## Start RECORDS FOR THIS TASK

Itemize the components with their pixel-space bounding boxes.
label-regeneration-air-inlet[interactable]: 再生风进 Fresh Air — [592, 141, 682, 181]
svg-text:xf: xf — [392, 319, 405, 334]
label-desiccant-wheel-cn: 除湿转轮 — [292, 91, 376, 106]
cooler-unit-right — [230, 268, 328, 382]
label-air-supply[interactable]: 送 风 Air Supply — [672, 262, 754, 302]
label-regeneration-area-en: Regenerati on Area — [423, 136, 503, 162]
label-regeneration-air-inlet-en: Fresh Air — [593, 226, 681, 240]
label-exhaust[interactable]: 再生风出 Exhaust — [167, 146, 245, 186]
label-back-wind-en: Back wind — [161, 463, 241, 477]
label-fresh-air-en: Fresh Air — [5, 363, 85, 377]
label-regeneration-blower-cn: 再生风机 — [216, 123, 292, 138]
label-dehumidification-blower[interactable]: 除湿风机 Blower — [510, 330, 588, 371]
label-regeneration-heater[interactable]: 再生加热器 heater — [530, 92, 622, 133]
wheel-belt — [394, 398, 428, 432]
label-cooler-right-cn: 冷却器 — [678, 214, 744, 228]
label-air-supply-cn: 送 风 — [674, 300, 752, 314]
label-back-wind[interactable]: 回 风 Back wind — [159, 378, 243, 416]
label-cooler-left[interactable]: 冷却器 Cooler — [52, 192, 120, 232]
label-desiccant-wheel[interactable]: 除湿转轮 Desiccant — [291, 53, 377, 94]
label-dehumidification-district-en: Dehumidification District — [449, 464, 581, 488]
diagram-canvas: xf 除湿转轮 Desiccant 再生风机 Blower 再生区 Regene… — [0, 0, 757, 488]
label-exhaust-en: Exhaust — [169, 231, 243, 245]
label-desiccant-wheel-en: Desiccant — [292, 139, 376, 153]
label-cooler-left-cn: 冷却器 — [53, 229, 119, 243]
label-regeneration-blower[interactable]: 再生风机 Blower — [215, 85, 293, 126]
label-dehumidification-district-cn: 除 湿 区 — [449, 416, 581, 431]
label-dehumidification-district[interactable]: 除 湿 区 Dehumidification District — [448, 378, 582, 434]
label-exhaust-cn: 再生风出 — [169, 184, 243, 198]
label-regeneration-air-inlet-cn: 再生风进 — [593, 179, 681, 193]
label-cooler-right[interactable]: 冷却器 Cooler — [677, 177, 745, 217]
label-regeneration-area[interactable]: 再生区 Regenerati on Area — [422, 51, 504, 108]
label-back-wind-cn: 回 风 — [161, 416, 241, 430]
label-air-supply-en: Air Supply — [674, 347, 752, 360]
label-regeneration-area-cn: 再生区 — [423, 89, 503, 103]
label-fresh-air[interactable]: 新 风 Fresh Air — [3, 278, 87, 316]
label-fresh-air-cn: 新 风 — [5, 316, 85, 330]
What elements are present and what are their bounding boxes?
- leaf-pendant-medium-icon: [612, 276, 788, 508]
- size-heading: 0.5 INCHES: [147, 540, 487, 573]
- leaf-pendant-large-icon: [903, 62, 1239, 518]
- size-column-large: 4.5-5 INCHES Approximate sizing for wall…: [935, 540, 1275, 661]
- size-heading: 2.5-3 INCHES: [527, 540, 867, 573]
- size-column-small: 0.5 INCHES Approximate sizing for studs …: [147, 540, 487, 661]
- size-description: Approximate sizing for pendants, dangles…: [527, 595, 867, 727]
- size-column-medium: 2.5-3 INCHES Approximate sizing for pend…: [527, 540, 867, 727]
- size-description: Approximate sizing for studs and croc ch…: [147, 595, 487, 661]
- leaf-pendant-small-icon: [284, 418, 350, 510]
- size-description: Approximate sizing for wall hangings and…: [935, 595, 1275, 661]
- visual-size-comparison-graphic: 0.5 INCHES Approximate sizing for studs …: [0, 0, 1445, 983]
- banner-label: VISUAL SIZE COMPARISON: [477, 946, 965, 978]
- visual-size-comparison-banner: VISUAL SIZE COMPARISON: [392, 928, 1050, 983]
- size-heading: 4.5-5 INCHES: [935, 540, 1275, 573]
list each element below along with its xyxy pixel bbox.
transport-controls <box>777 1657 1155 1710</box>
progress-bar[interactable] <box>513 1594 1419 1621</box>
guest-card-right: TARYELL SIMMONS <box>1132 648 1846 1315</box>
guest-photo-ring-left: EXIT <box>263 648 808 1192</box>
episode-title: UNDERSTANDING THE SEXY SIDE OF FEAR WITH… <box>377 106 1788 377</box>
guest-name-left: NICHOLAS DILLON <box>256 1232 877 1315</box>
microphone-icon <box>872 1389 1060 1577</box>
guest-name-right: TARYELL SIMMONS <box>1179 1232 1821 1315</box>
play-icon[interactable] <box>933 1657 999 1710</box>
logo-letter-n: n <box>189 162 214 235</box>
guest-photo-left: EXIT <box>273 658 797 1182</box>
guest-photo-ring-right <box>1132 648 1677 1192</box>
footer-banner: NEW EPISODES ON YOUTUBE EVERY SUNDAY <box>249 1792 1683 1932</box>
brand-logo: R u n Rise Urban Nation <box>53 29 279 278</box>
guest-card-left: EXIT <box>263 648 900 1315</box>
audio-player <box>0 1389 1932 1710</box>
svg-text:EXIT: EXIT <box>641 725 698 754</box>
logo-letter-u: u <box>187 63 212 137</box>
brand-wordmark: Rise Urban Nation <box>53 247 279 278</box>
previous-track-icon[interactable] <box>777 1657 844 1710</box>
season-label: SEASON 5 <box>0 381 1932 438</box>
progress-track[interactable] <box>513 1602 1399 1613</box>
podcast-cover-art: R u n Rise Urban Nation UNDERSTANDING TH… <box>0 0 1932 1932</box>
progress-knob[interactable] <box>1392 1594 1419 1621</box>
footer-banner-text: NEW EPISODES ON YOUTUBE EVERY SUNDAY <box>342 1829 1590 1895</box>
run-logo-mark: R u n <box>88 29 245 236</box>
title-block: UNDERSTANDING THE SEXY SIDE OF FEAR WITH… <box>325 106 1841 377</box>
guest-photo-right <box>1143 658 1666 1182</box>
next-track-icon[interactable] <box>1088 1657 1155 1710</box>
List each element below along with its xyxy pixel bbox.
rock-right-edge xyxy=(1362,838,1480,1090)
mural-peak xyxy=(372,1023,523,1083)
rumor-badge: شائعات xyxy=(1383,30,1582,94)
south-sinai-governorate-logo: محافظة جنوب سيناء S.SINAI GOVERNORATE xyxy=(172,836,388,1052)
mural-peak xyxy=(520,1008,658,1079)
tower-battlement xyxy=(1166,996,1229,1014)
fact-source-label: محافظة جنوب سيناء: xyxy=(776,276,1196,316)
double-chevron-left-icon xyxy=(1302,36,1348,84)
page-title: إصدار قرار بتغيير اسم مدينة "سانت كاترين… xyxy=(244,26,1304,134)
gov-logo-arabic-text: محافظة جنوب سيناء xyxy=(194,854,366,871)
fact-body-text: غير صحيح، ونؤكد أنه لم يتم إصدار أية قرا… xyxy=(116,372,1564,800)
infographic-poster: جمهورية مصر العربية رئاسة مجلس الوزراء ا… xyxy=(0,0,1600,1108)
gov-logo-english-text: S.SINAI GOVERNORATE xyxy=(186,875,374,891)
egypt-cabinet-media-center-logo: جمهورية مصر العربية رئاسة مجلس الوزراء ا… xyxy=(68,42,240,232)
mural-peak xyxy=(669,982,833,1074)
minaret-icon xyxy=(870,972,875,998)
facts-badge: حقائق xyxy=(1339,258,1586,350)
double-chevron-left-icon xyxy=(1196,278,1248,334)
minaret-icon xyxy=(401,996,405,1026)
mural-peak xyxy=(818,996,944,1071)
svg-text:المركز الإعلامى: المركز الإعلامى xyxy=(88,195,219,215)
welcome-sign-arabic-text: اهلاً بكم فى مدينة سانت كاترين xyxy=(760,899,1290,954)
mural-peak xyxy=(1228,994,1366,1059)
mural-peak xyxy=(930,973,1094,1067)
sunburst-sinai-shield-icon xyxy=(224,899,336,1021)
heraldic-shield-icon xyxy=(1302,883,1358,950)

## End RECORDS FOR THIS TASK

WRITTEN TASK:
Retype everything from the start of the material down to the line containing "label-exhaust[interactable]: 再生风出 Exhaust", keeping every character unchanged.

REPLY TO THE EXERCISE:
Itemize the components with their pixel-space bounding boxes.
label-regeneration-air-inlet[interactable]: 再生风进 Fresh Air — [592, 141, 682, 181]
svg-text:xf: xf — [392, 319, 405, 334]
label-desiccant-wheel-cn: 除湿转轮 — [292, 91, 376, 106]
cooler-unit-right — [230, 268, 328, 382]
label-air-supply[interactable]: 送 风 Air Supply — [672, 262, 754, 302]
label-regeneration-area-en: Regenerati on Area — [423, 136, 503, 162]
label-regeneration-air-inlet-en: Fresh Air — [593, 226, 681, 240]
label-exhaust[interactable]: 再生风出 Exhaust — [167, 146, 245, 186]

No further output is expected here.